Start of DATASET RECORDS

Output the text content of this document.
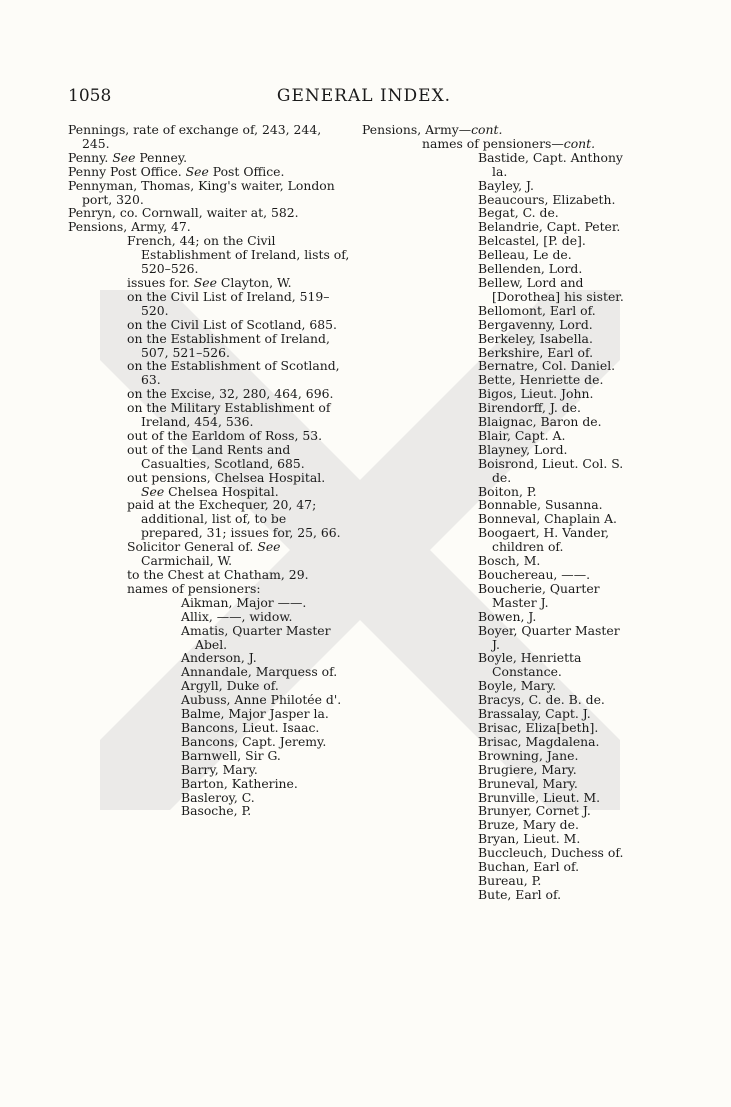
1058	GENERAL INDEX.
Pennings, rate of exchange of, 243, 244, 245.
Penny. See Penney.
Penny Post Office. See Post Office.
Pennyman, Thomas, King's waiter, London port, 320.
Penryn, co. Cornwall, waiter at, 582.
Pensions, Army, 47.
French, 44; on the Civil Establishment of Ireland, lists of, 520–526.
issues for. See Clayton, W.
on the Civil List of Ireland, 519–520.
on the Civil List of Scotland, 685.
on the Establishment of Ireland, 507, 521–526.
on the Establishment of Scotland, 63.
on the Excise, 32, 280, 464, 696.
on the Military Establishment of Ireland, 454, 536.
out of the Earldom of Ross, 53.
out of the Land Rents and Casualties, Scotland, 685.
out pensions, Chelsea Hospital. See Chelsea Hospital.
paid at the Exchequer, 20, 47; additional, list of, to be prepared, 31; issues for, 25, 66.
Solicitor General of. See Carmichail, W.
to the Chest at Chatham, 29.
names of pensioners:
Aikman, Major ——.
Allix, ——, widow.
Amatis, Quarter Master Abel.
Anderson, J.
Annandale, Marquess of.
Argyll, Duke of.
Aubuss, Anne Philotée d'.
Balme, Major Jasper la.
Bancons, Lieut. Isaac.
Bancons, Capt. Jeremy.
Barnwell, Sir G.
Barry, Mary.
Barton, Katherine.
Basleroy, C.
Basoche, P.
Pensions, Army—cont.
names of pensioners—cont.
Bastide, Capt. Anthony la.
Bayley, J.
Beaucours, Elizabeth.
Begat, C. de.
Belandrie, Capt. Peter.
Belcastel, [P. de].
Belleau, Le de.
Bellenden, Lord.
Bellew, Lord and [Dorothea] his sister.
Bellomont, Earl of.
Bergavenny, Lord.
Berkeley, Isabella.
Berkshire, Earl of.
Bernatre, Col. Daniel.
Bette, Henriette de.
Bigos, Lieut. John.
Birendorff, J. de.
Blaignac, Baron de.
Blair, Capt. A.
Blayney, Lord.
Boisrond, Lieut. Col. S. de.
Boiton, P.
Bonnable, Susanna.
Bonneval, Chaplain A.
Boogaert, H. Vander, children of.
Bosch, M.
Bouchereau, ——.
Boucherie, Quarter Master J.
Bowen, J.
Boyer, Quarter Master J.
Boyle, Henrietta Constance.
Boyle, Mary.
Bracys, C. de. B. de.
Brassalay, Capt. J.
Brisac, Eliza[beth].
Brisac, Magdalena.
Browning, Jane.
Brugiere, Mary.
Bruneval, Mary.
Brunville, Lieut. M.
Brunyer, Cornet J.
Bruze, Mary de.
Bryan, Lieut. M.
Buccleuch, Duchess of.
Buchan, Earl of.
Bureau, P.
Bute, Earl of.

End of DATASET RECORDS

Look above for every line with the word "Army" and copy it.

Pensions, Army, 47.
Pensions, Army—cont.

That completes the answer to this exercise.